• Aim: Show every line in the entries below where the word "label" appears.
──────── Information given ────────
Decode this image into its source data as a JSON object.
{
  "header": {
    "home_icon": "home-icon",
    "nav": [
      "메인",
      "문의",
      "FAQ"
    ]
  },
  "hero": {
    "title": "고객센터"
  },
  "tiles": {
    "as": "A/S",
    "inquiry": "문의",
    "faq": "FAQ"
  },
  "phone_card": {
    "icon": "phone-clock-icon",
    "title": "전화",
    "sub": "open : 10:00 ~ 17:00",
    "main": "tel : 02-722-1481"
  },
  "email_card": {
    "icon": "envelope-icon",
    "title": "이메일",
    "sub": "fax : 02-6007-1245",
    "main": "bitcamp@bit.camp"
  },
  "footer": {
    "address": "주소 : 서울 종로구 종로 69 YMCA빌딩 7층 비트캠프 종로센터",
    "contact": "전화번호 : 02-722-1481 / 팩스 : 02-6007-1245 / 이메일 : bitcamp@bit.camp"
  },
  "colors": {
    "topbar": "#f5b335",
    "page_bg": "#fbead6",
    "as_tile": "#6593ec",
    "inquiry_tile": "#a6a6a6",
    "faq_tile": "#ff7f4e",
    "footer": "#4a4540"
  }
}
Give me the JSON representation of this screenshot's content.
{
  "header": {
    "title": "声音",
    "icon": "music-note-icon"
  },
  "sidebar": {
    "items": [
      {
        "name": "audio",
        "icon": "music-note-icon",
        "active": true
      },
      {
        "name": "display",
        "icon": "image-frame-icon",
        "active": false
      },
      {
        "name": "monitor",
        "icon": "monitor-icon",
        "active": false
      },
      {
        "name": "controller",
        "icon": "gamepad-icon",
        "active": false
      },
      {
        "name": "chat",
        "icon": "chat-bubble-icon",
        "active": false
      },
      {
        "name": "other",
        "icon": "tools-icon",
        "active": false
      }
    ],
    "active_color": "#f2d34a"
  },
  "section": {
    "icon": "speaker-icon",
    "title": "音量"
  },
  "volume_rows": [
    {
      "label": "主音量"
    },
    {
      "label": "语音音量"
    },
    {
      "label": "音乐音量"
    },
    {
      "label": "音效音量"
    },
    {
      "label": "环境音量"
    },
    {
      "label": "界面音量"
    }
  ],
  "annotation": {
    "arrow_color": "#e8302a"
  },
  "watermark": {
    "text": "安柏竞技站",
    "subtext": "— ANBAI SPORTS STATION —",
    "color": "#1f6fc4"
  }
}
────────
• Complete answer:
      "label": "主音量"
      "label": "语音音量"
      "label": "音乐音量"
      "label": "音效音量"
      "label": "环境音量"
      "label": "界面音量"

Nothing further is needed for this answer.